Request>
In the lines below, how many hold the word "征求意见建议"? Answer only with the number.

Recorded information>
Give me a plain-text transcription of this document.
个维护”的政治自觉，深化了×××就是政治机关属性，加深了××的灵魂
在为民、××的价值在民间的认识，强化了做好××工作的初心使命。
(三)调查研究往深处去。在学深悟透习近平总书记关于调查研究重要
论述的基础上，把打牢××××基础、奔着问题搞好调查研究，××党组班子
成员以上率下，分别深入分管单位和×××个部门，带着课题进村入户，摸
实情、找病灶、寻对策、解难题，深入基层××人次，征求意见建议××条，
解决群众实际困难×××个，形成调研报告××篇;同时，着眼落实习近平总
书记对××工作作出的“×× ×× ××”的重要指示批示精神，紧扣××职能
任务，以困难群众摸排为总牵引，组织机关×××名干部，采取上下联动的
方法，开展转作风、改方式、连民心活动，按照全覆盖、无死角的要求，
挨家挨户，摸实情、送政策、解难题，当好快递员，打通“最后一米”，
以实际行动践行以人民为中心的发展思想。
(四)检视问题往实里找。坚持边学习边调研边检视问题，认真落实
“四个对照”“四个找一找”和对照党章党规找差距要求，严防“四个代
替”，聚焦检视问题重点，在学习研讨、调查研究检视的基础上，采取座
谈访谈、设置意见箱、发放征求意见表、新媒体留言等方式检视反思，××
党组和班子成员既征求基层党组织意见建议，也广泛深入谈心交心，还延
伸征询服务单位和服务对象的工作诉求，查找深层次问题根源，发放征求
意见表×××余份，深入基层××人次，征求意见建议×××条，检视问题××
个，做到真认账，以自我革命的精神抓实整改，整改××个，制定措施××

Correct result>
2